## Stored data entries
------------------------------------------------------------
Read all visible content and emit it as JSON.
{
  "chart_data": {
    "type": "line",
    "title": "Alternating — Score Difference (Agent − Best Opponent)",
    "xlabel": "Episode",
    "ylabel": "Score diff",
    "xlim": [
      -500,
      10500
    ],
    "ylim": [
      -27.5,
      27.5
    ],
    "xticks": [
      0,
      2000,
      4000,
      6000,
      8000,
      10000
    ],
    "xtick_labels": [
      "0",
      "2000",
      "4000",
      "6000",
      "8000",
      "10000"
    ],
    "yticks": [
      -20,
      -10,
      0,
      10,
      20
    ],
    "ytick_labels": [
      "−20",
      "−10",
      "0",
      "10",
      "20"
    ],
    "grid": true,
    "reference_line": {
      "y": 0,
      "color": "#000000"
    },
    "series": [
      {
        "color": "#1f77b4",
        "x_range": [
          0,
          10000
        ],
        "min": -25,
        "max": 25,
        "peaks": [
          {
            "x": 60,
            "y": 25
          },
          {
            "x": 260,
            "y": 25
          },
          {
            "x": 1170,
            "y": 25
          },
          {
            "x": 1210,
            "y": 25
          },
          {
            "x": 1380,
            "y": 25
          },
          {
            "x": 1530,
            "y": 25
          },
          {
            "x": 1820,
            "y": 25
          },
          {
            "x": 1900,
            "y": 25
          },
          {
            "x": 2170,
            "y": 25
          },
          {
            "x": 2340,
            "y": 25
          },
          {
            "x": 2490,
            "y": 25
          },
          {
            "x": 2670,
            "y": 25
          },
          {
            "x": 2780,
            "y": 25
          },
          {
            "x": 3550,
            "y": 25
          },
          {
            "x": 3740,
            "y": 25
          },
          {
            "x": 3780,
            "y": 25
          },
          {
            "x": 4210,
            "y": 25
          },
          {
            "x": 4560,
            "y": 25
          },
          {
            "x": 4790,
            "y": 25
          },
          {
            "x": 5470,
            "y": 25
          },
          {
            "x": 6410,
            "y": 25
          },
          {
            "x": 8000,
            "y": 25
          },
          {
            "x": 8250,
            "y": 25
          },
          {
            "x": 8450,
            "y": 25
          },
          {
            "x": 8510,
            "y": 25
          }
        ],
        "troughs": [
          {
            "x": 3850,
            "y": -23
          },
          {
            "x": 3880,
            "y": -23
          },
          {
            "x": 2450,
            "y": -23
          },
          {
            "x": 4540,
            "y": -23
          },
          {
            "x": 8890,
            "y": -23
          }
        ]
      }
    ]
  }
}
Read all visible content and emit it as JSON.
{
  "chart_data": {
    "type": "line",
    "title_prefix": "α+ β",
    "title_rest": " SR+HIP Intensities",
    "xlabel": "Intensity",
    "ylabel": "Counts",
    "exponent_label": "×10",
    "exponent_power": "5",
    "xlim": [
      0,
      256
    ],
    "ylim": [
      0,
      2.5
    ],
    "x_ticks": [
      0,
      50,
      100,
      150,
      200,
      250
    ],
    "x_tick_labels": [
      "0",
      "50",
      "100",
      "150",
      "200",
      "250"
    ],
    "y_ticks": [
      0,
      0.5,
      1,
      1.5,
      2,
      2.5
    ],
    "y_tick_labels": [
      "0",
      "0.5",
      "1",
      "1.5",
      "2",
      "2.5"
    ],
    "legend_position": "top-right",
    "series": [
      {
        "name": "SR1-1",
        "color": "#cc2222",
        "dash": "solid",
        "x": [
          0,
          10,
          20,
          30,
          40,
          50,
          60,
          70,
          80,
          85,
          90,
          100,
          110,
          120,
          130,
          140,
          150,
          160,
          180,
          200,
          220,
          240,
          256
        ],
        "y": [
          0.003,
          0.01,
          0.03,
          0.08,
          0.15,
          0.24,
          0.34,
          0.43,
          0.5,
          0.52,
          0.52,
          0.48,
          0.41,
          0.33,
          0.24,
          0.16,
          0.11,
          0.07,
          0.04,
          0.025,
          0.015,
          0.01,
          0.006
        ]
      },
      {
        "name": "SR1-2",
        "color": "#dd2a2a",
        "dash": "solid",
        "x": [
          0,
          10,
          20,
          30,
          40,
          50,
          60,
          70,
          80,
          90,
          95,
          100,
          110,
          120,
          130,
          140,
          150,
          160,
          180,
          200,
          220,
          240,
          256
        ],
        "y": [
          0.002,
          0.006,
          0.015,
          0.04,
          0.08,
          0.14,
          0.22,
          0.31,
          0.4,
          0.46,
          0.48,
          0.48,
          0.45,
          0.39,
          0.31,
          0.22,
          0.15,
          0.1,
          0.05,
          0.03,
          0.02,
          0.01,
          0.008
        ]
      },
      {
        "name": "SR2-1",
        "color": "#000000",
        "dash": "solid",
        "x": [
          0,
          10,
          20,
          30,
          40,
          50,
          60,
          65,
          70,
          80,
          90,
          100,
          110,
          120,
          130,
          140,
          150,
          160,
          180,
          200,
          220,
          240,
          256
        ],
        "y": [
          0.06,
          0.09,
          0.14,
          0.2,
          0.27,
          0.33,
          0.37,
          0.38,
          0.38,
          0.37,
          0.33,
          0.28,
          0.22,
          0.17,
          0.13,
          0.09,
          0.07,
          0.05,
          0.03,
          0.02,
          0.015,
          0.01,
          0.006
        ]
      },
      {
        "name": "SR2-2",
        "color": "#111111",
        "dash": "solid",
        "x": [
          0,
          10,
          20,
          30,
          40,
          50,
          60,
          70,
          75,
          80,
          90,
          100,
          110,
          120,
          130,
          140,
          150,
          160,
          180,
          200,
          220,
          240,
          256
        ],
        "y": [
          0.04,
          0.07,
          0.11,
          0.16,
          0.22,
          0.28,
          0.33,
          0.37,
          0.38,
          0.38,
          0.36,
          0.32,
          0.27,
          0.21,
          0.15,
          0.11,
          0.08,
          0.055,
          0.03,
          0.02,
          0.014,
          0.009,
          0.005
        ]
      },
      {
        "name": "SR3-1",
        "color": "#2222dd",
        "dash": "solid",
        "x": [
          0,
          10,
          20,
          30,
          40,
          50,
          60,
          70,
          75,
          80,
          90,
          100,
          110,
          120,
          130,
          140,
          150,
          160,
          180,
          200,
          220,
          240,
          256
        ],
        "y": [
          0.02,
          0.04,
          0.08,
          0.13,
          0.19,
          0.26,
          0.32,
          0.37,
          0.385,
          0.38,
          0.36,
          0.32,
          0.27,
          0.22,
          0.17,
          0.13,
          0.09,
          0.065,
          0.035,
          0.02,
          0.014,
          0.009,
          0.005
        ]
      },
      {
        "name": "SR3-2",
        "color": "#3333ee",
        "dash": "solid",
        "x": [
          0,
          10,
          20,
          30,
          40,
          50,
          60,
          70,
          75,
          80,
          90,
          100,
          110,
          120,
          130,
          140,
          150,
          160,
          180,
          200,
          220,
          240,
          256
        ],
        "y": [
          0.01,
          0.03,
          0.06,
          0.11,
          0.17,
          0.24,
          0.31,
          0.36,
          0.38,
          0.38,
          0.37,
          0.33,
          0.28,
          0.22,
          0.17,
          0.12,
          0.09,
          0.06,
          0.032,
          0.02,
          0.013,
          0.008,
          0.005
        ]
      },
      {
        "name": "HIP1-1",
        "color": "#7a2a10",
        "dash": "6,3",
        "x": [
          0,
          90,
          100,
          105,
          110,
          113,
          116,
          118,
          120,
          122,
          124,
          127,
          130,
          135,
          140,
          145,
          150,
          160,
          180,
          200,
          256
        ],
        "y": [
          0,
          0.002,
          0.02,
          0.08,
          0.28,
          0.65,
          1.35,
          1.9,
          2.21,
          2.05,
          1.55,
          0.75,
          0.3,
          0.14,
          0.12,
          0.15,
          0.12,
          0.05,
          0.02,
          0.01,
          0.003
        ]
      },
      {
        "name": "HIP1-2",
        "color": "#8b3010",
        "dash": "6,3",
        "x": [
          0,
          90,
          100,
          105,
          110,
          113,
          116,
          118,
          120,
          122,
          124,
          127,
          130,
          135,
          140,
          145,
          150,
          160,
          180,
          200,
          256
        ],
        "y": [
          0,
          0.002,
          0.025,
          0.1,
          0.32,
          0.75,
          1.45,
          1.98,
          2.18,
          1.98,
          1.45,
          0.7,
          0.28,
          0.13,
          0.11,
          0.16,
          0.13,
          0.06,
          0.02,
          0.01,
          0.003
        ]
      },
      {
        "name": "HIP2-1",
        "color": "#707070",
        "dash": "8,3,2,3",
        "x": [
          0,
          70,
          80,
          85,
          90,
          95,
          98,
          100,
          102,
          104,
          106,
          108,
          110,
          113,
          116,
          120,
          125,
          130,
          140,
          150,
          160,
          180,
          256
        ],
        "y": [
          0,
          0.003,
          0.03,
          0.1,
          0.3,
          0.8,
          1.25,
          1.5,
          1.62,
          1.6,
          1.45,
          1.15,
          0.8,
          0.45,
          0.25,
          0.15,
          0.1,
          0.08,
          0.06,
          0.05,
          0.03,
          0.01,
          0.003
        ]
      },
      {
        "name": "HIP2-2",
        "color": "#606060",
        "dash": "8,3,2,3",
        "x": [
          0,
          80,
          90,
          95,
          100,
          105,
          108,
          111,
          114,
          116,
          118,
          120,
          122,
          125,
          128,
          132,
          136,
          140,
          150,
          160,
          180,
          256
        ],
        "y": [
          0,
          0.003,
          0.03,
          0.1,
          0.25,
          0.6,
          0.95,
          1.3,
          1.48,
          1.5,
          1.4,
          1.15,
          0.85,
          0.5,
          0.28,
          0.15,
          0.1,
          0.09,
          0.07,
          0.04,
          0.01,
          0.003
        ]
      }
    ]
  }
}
------------------------------------------------------------
## Problem description
Every line containing the string "color" must be listed.

## Correct response
      "color": "#000000"
        "color": "#1f77b4",
        "color": "#cc2222",
        "color": "#dd2a2a",
        "color": "#000000",
        "color": "#111111",
        "color": "#2222dd",
        "color": "#3333ee",
        "color": "#7a2a10",
        "color": "#8b3010",
        "color": "#707070",
        "color": "#606060",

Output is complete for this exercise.